* [PROBLEM DESCRIPTION] State how many lines in the records hold the word "title", giving the number and no other text.

================

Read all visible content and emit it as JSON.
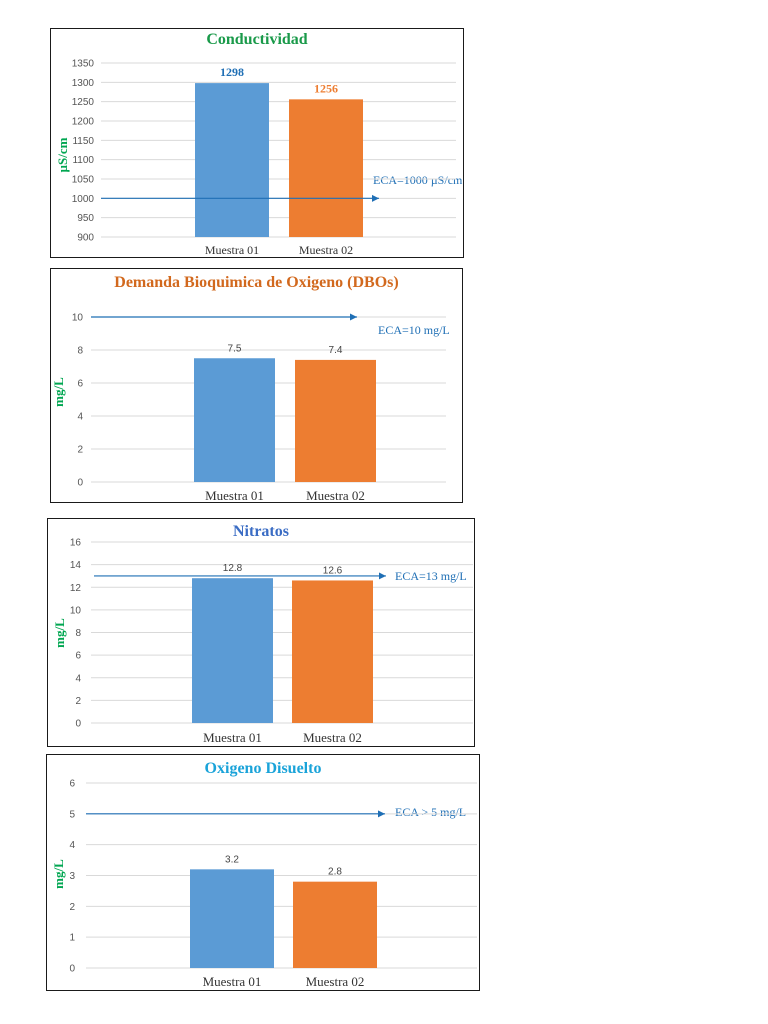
{
  "chart_data": [
    {
      "type": "bar",
      "title": "Conductividad",
      "ylabel": "µS/cm",
      "categories": [
        "Muestra 01",
        "Muestra 02"
      ],
      "values": [
        1298,
        1256
      ],
      "data_labels": [
        "1298",
        "1256"
      ],
      "ylim": [
        900,
        1350
      ],
      "yticks": [
        900,
        950,
        1000,
        1050,
        1100,
        1150,
        1200,
        1250,
        1300,
        1350
      ],
      "reference": {
        "value": 1000,
        "label": "ECA=1000 µS/cm"
      },
      "grid": true,
      "colors": {
        "title": "#1a9a4a",
        "bars": [
          "#5b9bd5",
          "#ed7d31"
        ],
        "labels": [
          "#1f6fb5",
          "#ed7d31"
        ]
      }
    },
    {
      "type": "bar",
      "title": "Demanda Bioquimica de Oxigeno (DBOs)",
      "ylabel": "mg/L",
      "categories": [
        "Muestra 01",
        "Muestra 02"
      ],
      "values": [
        7.5,
        7.4
      ],
      "data_labels": [
        "7.5",
        "7.4"
      ],
      "ylim": [
        0,
        10
      ],
      "yticks": [
        0,
        2,
        4,
        6,
        8,
        10
      ],
      "reference": {
        "value": 10,
        "label": "ECA=10 mg/L"
      },
      "grid": true,
      "colors": {
        "title": "#d2691e",
        "bars": [
          "#5b9bd5",
          "#ed7d31"
        ],
        "labels": [
          "#444444",
          "#444444"
        ]
      }
    },
    {
      "type": "bar",
      "title": "Nitratos",
      "ylabel": "mg/L",
      "categories": [
        "Muestra 01",
        "Muestra 02"
      ],
      "values": [
        12.8,
        12.6
      ],
      "data_labels": [
        "12.8",
        "12.6"
      ],
      "ylim": [
        0,
        16
      ],
      "yticks": [
        0,
        2,
        4,
        6,
        8,
        10,
        12,
        14,
        16
      ],
      "reference": {
        "value": 13,
        "label": "ECA=13 mg/L"
      },
      "grid": true,
      "colors": {
        "title": "#3a6cc4",
        "bars": [
          "#5b9bd5",
          "#ed7d31"
        ],
        "labels": [
          "#444444",
          "#444444"
        ]
      }
    },
    {
      "type": "bar",
      "title": "Oxigeno Disuelto",
      "ylabel": "mg/L",
      "categories": [
        "Muestra 01",
        "Muestra 02"
      ],
      "values": [
        3.2,
        2.8
      ],
      "data_labels": [
        "3.2",
        "2.8"
      ],
      "ylim": [
        0,
        6
      ],
      "yticks": [
        0,
        1,
        2,
        3,
        4,
        5,
        6
      ],
      "reference": {
        "value": 5,
        "label": "ECA > 5 mg/L"
      },
      "grid": true,
      "colors": {
        "title": "#1aa3d9",
        "bars": [
          "#5b9bd5",
          "#ed7d31"
        ],
        "labels": [
          "#444444",
          "#444444"
        ]
      }
    }
  ]
}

================

* [SOLUTION FOR THIS EXERCISE] 8